Tally each line where the word "JSON" occurs, then give only the total.

[BEGIN DATA SUPPLIED]

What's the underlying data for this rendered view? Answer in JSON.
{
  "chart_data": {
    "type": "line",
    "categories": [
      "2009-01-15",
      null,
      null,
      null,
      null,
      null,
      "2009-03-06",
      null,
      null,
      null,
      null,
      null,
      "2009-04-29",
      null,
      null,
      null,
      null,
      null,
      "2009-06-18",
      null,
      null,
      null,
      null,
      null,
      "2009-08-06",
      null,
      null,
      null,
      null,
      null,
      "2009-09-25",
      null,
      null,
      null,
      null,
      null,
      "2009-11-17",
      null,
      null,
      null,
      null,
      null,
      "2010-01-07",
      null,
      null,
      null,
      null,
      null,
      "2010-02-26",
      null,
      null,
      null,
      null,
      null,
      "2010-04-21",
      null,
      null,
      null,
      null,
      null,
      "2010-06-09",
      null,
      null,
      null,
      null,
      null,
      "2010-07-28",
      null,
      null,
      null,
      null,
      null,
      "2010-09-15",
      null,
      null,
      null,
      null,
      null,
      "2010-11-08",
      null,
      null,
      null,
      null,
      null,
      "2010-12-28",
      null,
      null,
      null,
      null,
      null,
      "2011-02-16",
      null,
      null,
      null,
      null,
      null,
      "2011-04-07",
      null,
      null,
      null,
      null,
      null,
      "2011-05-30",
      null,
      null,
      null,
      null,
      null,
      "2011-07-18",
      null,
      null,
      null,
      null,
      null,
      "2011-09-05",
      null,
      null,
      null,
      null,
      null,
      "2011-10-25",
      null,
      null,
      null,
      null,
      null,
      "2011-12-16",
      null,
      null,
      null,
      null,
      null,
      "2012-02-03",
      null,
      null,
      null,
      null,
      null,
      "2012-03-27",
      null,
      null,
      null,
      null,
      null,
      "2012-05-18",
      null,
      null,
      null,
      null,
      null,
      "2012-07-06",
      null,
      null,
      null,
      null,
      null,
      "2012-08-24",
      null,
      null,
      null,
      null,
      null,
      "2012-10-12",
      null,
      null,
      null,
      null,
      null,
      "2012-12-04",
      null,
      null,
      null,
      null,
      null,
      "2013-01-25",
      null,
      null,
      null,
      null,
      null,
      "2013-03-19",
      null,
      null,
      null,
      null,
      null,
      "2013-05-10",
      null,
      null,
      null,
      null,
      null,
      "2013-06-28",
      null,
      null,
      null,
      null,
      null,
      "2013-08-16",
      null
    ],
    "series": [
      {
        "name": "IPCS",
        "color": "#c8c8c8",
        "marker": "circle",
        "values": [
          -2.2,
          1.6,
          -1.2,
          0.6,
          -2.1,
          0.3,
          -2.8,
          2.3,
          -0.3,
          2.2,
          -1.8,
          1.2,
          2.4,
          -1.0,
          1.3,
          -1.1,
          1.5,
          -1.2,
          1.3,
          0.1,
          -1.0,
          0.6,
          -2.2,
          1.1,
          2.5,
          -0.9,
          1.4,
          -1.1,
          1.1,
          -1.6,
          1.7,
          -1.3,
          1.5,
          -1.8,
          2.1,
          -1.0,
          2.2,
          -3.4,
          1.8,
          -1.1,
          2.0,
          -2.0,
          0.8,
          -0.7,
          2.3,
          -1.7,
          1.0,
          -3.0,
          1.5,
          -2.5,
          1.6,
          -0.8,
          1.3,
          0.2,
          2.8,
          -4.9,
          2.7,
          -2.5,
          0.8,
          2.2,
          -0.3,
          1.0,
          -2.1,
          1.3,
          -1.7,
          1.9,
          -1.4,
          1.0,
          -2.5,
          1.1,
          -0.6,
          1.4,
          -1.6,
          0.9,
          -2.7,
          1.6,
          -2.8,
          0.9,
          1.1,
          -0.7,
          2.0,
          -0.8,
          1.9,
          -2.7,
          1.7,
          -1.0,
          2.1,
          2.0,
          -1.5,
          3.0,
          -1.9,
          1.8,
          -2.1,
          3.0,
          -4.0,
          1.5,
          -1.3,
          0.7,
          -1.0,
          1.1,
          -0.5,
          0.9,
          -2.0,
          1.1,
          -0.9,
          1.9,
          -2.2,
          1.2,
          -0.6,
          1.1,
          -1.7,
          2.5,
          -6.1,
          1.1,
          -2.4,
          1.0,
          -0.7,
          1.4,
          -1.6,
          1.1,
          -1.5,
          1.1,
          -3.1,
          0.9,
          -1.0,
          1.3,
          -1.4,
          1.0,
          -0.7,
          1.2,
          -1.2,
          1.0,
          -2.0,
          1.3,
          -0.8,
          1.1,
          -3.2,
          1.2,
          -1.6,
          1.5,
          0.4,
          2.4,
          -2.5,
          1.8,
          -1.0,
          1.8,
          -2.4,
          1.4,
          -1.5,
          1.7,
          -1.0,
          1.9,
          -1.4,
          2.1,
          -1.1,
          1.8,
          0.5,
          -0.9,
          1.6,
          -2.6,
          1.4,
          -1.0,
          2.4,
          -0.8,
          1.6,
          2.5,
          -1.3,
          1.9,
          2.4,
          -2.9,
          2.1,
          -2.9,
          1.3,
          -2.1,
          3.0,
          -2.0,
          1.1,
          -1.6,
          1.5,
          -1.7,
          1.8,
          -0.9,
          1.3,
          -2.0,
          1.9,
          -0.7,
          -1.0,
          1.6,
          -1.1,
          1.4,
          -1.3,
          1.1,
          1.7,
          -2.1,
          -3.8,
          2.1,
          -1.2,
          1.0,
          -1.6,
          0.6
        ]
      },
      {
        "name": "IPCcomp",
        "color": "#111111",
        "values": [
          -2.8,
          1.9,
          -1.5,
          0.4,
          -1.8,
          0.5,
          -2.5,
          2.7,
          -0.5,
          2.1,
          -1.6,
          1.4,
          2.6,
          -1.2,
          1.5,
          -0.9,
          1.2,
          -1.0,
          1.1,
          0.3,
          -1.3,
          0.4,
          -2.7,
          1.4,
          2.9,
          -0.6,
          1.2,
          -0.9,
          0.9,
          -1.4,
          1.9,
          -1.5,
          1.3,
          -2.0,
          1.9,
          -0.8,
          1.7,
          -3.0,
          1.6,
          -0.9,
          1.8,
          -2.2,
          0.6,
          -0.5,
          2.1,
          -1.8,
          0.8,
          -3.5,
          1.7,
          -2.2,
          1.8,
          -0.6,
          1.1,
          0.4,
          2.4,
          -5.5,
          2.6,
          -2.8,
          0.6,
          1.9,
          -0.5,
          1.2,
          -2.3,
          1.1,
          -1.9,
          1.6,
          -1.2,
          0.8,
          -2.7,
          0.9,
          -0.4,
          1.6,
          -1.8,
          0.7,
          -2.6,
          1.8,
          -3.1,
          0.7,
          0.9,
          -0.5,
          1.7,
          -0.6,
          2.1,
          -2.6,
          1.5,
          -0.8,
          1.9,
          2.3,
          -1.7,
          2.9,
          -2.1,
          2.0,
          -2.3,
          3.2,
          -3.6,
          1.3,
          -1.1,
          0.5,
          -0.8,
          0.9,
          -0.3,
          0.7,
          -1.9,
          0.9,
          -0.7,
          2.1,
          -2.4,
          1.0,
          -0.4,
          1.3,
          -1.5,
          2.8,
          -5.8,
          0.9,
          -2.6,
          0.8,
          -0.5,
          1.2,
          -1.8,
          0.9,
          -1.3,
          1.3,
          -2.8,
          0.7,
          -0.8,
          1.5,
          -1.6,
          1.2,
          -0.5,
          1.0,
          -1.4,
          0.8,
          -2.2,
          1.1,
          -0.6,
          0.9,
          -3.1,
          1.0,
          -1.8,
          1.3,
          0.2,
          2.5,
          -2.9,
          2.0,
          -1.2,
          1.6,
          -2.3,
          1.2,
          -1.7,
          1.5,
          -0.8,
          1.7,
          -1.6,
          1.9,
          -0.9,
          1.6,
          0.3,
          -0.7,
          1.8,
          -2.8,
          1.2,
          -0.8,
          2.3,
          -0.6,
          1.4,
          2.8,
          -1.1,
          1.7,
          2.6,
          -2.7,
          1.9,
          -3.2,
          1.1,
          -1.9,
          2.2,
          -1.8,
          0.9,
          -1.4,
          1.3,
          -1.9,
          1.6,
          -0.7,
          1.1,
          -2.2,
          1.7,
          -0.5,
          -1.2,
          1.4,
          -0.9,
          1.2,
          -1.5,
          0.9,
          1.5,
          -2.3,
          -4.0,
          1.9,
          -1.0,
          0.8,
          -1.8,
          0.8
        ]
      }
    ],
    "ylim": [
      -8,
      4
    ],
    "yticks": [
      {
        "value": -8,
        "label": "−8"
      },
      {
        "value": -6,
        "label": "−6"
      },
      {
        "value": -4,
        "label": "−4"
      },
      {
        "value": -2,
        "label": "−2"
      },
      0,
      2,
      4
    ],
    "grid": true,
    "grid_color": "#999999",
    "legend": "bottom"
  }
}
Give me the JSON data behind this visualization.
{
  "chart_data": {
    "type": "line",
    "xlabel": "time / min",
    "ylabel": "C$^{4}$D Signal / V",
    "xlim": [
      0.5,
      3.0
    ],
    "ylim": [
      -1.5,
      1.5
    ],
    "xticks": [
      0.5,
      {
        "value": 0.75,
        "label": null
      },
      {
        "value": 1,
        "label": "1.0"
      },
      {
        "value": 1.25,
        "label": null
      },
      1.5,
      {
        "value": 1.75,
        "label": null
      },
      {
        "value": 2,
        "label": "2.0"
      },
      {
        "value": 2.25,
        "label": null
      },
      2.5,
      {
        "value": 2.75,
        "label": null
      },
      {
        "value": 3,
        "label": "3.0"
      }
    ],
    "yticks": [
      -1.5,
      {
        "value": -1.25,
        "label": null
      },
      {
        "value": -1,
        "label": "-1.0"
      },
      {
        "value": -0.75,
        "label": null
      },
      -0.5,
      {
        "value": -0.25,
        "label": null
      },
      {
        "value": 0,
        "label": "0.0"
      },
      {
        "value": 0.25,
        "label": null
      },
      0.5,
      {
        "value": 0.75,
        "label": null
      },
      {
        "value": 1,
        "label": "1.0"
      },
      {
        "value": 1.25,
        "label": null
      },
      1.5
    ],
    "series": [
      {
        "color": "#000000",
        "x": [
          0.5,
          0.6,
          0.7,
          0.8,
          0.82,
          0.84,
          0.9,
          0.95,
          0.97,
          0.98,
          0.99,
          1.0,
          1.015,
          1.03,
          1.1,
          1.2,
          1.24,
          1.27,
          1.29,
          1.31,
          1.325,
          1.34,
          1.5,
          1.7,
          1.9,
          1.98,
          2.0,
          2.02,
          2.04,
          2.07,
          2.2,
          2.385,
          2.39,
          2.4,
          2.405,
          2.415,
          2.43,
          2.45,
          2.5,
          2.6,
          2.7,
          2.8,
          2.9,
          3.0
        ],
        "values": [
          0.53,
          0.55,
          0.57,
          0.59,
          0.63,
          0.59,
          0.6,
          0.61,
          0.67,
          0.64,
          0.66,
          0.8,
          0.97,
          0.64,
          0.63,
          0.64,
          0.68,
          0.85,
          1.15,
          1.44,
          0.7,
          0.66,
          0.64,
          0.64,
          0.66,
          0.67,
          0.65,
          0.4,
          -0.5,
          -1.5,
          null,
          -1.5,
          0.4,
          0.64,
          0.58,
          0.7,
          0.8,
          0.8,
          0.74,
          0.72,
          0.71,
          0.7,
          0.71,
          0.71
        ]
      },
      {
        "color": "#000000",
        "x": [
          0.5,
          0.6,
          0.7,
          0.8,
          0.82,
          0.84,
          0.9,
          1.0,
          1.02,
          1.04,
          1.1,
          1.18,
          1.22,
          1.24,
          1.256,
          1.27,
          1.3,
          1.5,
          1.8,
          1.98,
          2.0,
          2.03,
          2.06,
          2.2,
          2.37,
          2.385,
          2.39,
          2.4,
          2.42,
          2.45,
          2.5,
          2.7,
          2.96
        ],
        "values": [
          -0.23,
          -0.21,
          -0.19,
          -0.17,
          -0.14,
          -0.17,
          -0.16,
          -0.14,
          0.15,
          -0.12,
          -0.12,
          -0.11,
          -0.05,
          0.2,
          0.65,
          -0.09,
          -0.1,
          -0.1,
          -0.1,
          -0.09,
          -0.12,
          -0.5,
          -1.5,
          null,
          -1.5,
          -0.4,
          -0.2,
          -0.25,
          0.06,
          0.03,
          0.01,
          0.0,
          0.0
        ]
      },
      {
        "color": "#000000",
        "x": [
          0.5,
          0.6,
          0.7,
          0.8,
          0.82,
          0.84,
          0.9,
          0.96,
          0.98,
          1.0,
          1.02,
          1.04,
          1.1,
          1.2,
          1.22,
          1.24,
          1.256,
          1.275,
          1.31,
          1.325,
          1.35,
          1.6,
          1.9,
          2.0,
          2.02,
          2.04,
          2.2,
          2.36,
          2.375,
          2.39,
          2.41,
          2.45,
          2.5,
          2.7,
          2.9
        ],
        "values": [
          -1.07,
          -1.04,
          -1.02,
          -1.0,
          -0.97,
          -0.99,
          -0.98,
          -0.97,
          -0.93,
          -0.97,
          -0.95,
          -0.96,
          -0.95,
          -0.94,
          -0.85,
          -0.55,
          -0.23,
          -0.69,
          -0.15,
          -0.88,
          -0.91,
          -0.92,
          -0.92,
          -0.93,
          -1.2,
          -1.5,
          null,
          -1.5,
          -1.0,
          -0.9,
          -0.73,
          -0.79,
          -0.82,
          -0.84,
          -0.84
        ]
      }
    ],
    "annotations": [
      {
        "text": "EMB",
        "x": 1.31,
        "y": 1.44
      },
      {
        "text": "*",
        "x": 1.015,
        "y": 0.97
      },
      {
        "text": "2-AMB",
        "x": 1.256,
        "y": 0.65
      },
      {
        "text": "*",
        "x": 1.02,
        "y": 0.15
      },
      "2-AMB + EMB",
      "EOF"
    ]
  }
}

[END DATA SUPPLIED]

RESULT OF THIS TASK
2